- VOS CONSIGNES
Transformez l'ensemble des données ci-dessous en une liste numérotée, sans les lignes vides. Excluez les images de votre réponse.
########
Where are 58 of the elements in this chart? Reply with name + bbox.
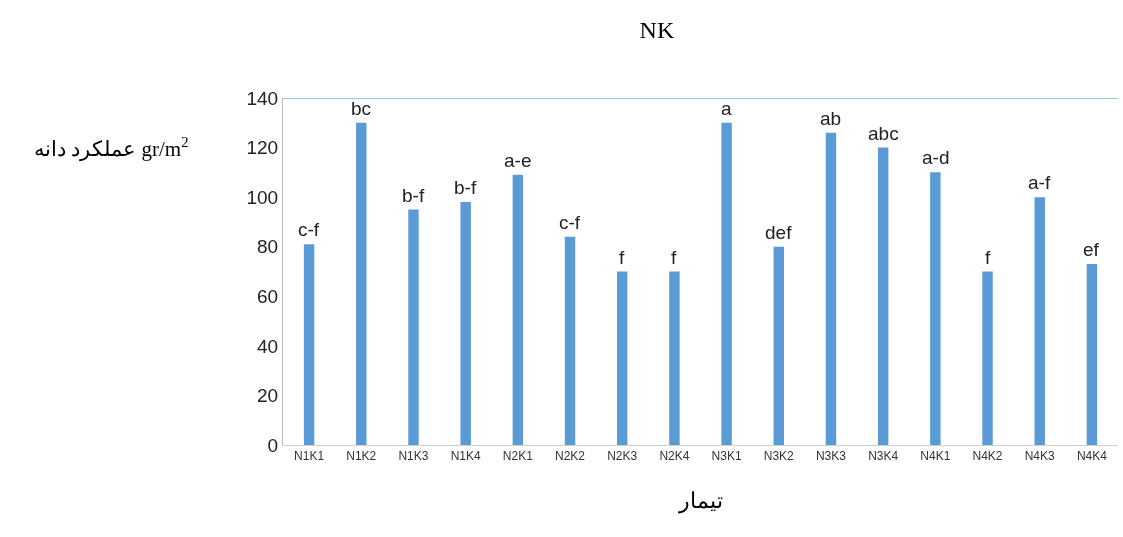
bar [617, 271, 628, 445]
y-tick-label: 120 [246, 137, 279, 159]
y-tick-label: 60 [257, 285, 279, 307]
y-tick-label: 40 [257, 335, 279, 357]
bar [877, 147, 889, 445]
bar [825, 132, 837, 445]
x-tick-label: N4K1 [920, 449, 951, 464]
bar [1034, 197, 1045, 445]
bar [669, 271, 680, 445]
chart-title: NK [639, 17, 675, 44]
x-axis-title: تیمار [677, 488, 723, 515]
x-tick-label: N2K4 [659, 449, 690, 464]
x-tick-label: N2K1 [502, 449, 534, 464]
annotation: b-f [454, 177, 477, 198]
annotation: a-d [922, 147, 950, 168]
bar [773, 246, 784, 445]
y-tick-label: 140 [246, 87, 279, 109]
x-tick-label: N4K2 [972, 449, 1003, 464]
annotation: ab [820, 108, 842, 129]
bar [303, 244, 315, 445]
annotation: a [721, 98, 732, 119]
x-tick-label: N3K1 [711, 449, 742, 464]
x-tick-label: N1K3 [398, 449, 429, 464]
y-tick-label: 80 [257, 236, 279, 258]
annotation: bc [351, 98, 372, 119]
annotation: abc [868, 123, 899, 144]
x-tick-label: N4K3 [1024, 449, 1056, 464]
annotation: a-e [504, 150, 532, 171]
annotation: def [765, 222, 793, 243]
x-tick-label: N2K3 [607, 449, 638, 464]
bar [982, 271, 993, 445]
bar [356, 122, 367, 445]
bar [512, 174, 524, 445]
annotation: a-f [1028, 172, 1051, 193]
y-tick-label: 100 [246, 186, 279, 208]
bar [408, 209, 419, 445]
bar [460, 202, 471, 445]
annotation: ef [1083, 239, 1100, 260]
x-tick-label: N3K2 [763, 449, 795, 464]
bar [721, 122, 732, 445]
x-tick-label: N1K4 [450, 449, 481, 464]
x-tick-label: N1K2 [346, 449, 377, 464]
annotation: f [671, 247, 677, 268]
annotation: f [985, 247, 991, 268]
y-tick-label: 20 [257, 385, 279, 407]
annotation: c-f [298, 219, 320, 240]
x-tick-label: N3K4 [868, 449, 899, 464]
x-tick-label: N4K4 [1076, 449, 1108, 464]
bar [1086, 264, 1098, 445]
x-tick-label: N1K1 [294, 449, 325, 464]
bar [564, 236, 576, 445]
y-tick-label: 0 [267, 434, 279, 456]
annotation: b-f [402, 185, 425, 206]
x-tick-label: N3K3 [815, 449, 847, 464]
annotation: f [619, 247, 625, 268]
annotation: c-f [559, 212, 581, 233]
x-tick-label: N2K2 [555, 449, 586, 464]
bar [930, 172, 941, 445]
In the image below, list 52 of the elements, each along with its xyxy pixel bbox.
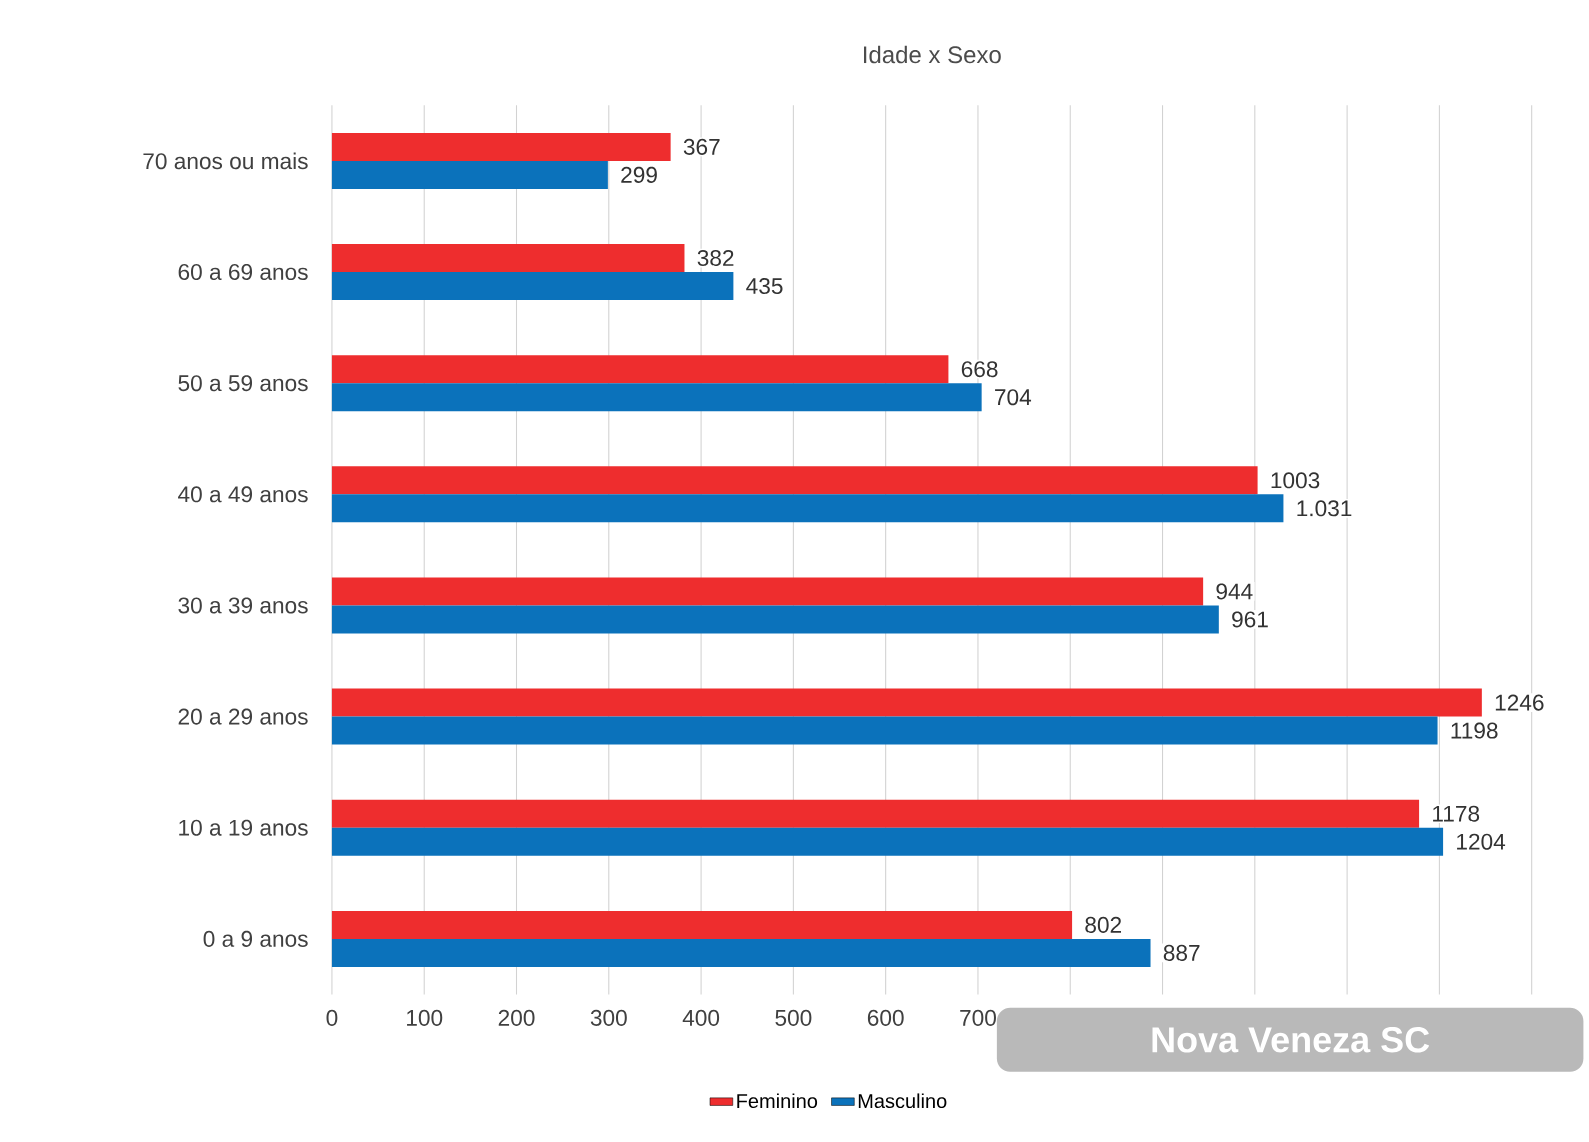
x-tick-label: 300 [590,1009,627,1026]
data-label: 668 [961,360,998,377]
legend-label: Masculino [858,1093,947,1108]
data-label: 704 [995,388,1032,405]
y-tick-label: 60 a 69 anos [178,263,308,280]
y-tick-label: 40 a 49 anos [178,486,308,503]
text: Nova Veneza SC [1152,1026,1430,1053]
chart-title: Idade x Sexo [863,45,1001,64]
data-label: 435 [746,277,783,294]
bar [331,938,1151,967]
data-label: 1.031 [1297,500,1352,517]
x-tick-label: 200 [498,1009,535,1026]
bar [331,827,1444,856]
data-label: 961 [1232,611,1268,628]
y-tick-label: 30 a 39 anos [178,597,308,614]
bar [331,494,1284,523]
bar [331,799,1420,828]
data-label: 887 [1163,944,1200,961]
y-tick-label: 20 a 29 anos [178,708,308,725]
data-label: 1204 [1457,833,1506,850]
bar [331,466,1258,495]
y-tick-label: 50 a 59 anos [178,374,308,391]
data-label: 802 [1085,916,1122,933]
bar [331,577,1204,606]
bar [331,132,671,161]
bar [331,910,1073,939]
bar [331,716,1438,745]
x-tick-label: 0 [326,1009,338,1026]
data-label: 1178 [1433,805,1480,822]
bar [331,160,608,189]
data-label: 299 [621,166,657,183]
x-tick-label: 400 [682,1009,720,1026]
bar [331,354,949,383]
bar [331,271,734,300]
data-label: 1198 [1451,722,1498,739]
x-tick-label: 700 [960,1009,996,1026]
bar [331,243,685,272]
legend-label: Feminino [737,1093,818,1108]
data-label: 1246 [1495,694,1544,711]
x-tick-label: 100 [407,1009,443,1026]
x-tick-label: 600 [867,1009,904,1026]
y-tick-label: 0 a 9 anos [203,930,308,947]
y-tick-label: 70 anos ou mais [143,152,308,170]
y-tick-label: 10 a 19 anos [179,819,308,836]
bar [331,605,1219,634]
data-label: 367 [683,138,720,155]
x-tick-label: 500 [775,1009,812,1026]
data-label: 1003 [1271,472,1320,489]
bar [331,382,982,411]
data-label: 382 [697,249,734,266]
data-label: 944 [1216,583,1253,600]
bar [331,688,1482,717]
########
- RÉSULTAT OBTENU
1. Where are 58 of the elements in this chart? Reply with name + bbox.
2. bar [617, 271, 628, 445]
3. y-tick-label: 120 [246, 137, 279, 159]
4. y-tick-label: 60 [257, 285, 279, 307]
5. y-tick-label: 40 [257, 335, 279, 357]
6. bar [877, 147, 889, 445]
7. bar [825, 132, 837, 445]
8. x-tick-label: N4K1 [920, 449, 951, 464]
9. bar [1034, 197, 1045, 445]
10. bar [669, 271, 680, 445]
11. chart-title: NK [639, 17, 675, 44]
12. x-axis-title: تیمار [677, 488, 723, 515]
13. x-tick-label: N2K4 [659, 449, 690, 464]
14. x-tick-label: N2K1 [502, 449, 534, 464]
15. annotation: b-f [454, 177, 477, 198]
16. annotation: a-d [922, 147, 950, 168]
17. bar [773, 246, 784, 445]
18. y-tick-label: 140 [246, 87, 279, 109]
19. x-tick-label: N4K2 [972, 449, 1003, 464]
20. annotation: ab [820, 108, 842, 129]
21. bar [303, 244, 315, 445]
22. annotation: a [721, 98, 732, 119]
23. x-tick-label: N3K1 [711, 449, 742, 464]
24. x-tick-label: N1K3 [398, 449, 429, 464]
25. y-tick-label: 80 [257, 236, 279, 258]
26. annotation: bc [351, 98, 372, 119]
27. annotation: abc [868, 123, 899, 144]
28. x-tick-label: N4K3 [1024, 449, 1056, 464]
29. annotation: a-e [504, 150, 532, 171]
30. annotation: def [765, 222, 793, 243]
31. x-tick-label: N2K3 [607, 449, 638, 464]
32. bar [982, 271, 993, 445]
33. bar [356, 122, 367, 445]
34. bar [512, 174, 524, 445]
35. annotation: a-f [1028, 172, 1051, 193]
36. y-tick-label: 100 [246, 186, 279, 208]
37. bar [408, 209, 419, 445]
38. bar [460, 202, 471, 445]
39. annotation: ef [1083, 239, 1100, 260]
40. x-tick-label: N3K2 [763, 449, 795, 464]
41. bar [721, 122, 732, 445]
42. x-tick-label: N1K4 [450, 449, 481, 464]
43. x-tick-label: N1K2 [346, 449, 377, 464]
44. annotation: f [671, 247, 677, 268]
45. annotation: f [985, 247, 991, 268]
46. y-tick-label: 20 [257, 385, 279, 407]
47. annotation: c-f [298, 219, 320, 240]
48. x-tick-label: N3K4 [868, 449, 899, 464]
49. x-tick-label: N4K4 [1076, 449, 1108, 464]
50. bar [1086, 264, 1098, 445]
51. x-tick-label: N1K1 [294, 449, 325, 464]
52. bar [564, 236, 576, 445]
53. y-tick-label: 0 [267, 434, 279, 456]
54. annotation: b-f [402, 185, 425, 206]
55. x-tick-label: N3K3 [815, 449, 847, 464]
56. annotation: f [619, 247, 625, 268]
57. annotation: c-f [559, 212, 581, 233]
58. x-tick-label: N2K2 [555, 449, 586, 464]
59. bar [930, 172, 941, 445]
60. In the image below, list 52 of the elements, each along with its xyxy pixel bbox.
61. x-tick-label: 300 [590,1009,627,1026]
62. data-label: 668 [961,360,998,377]
63. legend-label: Masculino [858,1093,947,1108]
64. data-label: 704 [995,388,1032,405]
65. y-tick-label: 60 a 69 anos [178,263,308,280]
66. y-tick-label: 40 a 49 anos [178,486,308,503]
67. text: Nova Veneza SC [1152,1026,1430,1053]
68. chart-title: Idade x Sexo [863,45,1001,64]
69. data-label: 435 [746,277,783,294]
70. bar [331,938,1151,967]
71. data-label: 1.031 [1297,500,1352,517]
72. x-tick-label: 200 [498,1009,535,1026]
73. bar [331,827,1444,856]
74. data-label: 961 [1232,611,1268,628]
75. y-tick-label: 30 a 39 anos [178,597,308,614]
76. bar [331,494,1284,523]
77. bar [331,799,1420,828]
78. data-label: 887 [1163,944,1200,961]
79. y-tick-label: 20 a 29 anos [178,708,308,725]
80. data-label: 1204 [1457,833,1506,850]
81. bar [331,466,1258,495]
82. y-tick-label: 50 a 59 anos [178,374,308,391]
83. data-label: 802 [1085,916,1122,933]
84. bar [331,577,1204,606]
85. bar [331,132,671,161]
86. bar [331,910,1073,939]
87. bar [331,716,1438,745]
88. x-tick-label: 0 [326,1009,338,1026]
89. data-label: 1178 [1433,805,1480,822]
90. bar [331,160,608,189]
91. data-label: 299 [621,166,657,183]
92. x-tick-label: 400 [682,1009,720,1026]
93. bar [331,354,949,383]
94. bar [331,271,734,300]
95. data-label: 1198 [1451,722,1498,739]
96. x-tick-label: 700 [960,1009,996,1026]
97. bar [331,243,685,272]
98. legend-label: Feminino [737,1093,818,1108]
99. data-label: 1246 [1495,694,1544,711]
100. x-tick-label: 100 [407,1009,443,1026]
101. x-tick-label: 600 [867,1009,904,1026]
102. y-tick-label: 0 a 9 anos [203,930,308,947]
103. y-tick-label: 70 anos ou mais [143,152,308,170]
104. y-tick-label: 10 a 19 anos [179,819,308,836]
105. bar [331,605,1219,634]
106. data-label: 367 [683,138,720,155]
107. x-tick-label: 500 [775,1009,812,1026]
108. data-label: 1003 [1271,472,1320,489]
109. bar [331,382,982,411]
110. data-label: 382 [697,249,734,266]
111. data-label: 944 [1216,583,1253,600]
112. bar [331,688,1482,717]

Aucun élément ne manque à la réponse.